Records contained in a dataset
• • •

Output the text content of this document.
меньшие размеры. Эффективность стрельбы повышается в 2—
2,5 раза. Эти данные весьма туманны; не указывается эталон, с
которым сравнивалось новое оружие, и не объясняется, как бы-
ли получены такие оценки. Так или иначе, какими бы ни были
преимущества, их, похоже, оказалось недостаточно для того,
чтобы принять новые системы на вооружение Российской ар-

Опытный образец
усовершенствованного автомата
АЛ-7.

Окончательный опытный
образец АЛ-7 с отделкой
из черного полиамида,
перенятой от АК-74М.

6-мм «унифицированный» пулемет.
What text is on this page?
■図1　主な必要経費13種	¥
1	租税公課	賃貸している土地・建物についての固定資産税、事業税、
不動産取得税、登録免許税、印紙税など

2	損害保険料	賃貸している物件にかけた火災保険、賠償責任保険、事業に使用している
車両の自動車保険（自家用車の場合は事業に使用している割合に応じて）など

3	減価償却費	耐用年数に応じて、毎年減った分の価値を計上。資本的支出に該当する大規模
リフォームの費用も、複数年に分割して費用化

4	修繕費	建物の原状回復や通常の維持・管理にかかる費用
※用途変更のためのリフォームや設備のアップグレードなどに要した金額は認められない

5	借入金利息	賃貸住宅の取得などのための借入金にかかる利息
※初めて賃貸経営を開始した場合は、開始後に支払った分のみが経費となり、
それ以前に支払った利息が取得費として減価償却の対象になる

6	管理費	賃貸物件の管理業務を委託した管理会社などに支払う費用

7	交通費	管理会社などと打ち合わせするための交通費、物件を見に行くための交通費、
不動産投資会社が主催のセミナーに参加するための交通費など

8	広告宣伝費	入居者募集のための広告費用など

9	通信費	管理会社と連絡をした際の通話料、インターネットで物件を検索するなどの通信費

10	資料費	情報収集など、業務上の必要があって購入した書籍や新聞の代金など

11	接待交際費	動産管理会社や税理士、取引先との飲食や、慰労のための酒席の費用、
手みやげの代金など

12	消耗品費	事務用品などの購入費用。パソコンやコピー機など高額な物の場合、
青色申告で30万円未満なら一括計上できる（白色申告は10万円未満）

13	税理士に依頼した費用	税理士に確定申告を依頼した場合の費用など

• • •

# [What the exercise asks]
Would you give the material above again, complete and exact?

# [Output for this exercise]
Output the text content of this document.
меньшие размеры. Эффективность стрельбы повышается в 2—
2,5 раза. Эти данные весьма туманны; не указывается эталон, с
которым сравнивалось новое оружие, и не объясняется, как бы-
ли получены такие оценки. Так или иначе, какими бы ни были
преимущества, их, похоже, оказалось недостаточно для того,
чтобы принять новые системы на вооружение Российской ар-

Опытный образец
усовершенствованного автомата
АЛ-7.

Окончательный опытный
образец АЛ-7 с отделкой
из черного полиамида,
перенятой от АК-74М.

6-мм «унифицированный» пулемет.
What text is on this page?
■図1　主な必要経費13種	¥
1	租税公課	賃貸している土地・建物についての固定資産税、事業税、
不動産取得税、登録免許税、印紙税など

2	損害保険料	賃貸している物件にかけた火災保険、賠償責任保険、事業に使用している
車両の自動車保険（自家用車の場合は事業に使用している割合に応じて）など

3	減価償却費	耐用年数に応じて、毎年減った分の価値を計上。資本的支出に該当する大規模
リフォームの費用も、複数年に分割して費用化

4	修繕費	建物の原状回復や通常の維持・管理にかかる費用
※用途変更のためのリフォームや設備のアップグレードなどに要した金額は認められない

5	借入金利息	賃貸住宅の取得などのための借入金にかかる利息
※初めて賃貸経営を開始した場合は、開始後に支払った分のみが経費となり、
それ以前に支払った利息が取得費として減価償却の対象になる

6	管理費	賃貸物件の管理業務を委託した管理会社などに支払う費用

7	交通費	管理会社などと打ち合わせするための交通費、物件を見に行くための交通費、
不動産投資会社が主催のセミナーに参加するための交通費など

8	広告宣伝費	入居者募集のための広告費用など

9	通信費	管理会社と連絡をした際の通話料、インターネットで物件を検索するなどの通信費

10	資料費	情報収集など、業務上の必要があって購入した書籍や新聞の代金など

11	接待交際費	動産管理会社や税理士、取引先との飲食や、慰労のための酒席の費用、
手みやげの代金など

12	消耗品費	事務用品などの購入費用。パソコンやコピー機など高額な物の場合、
青色申告で30万円未満なら一括計上できる（白色申告は10万円未満）

13	税理士に依頼した費用	税理士に確定申告を依頼した場合の費用など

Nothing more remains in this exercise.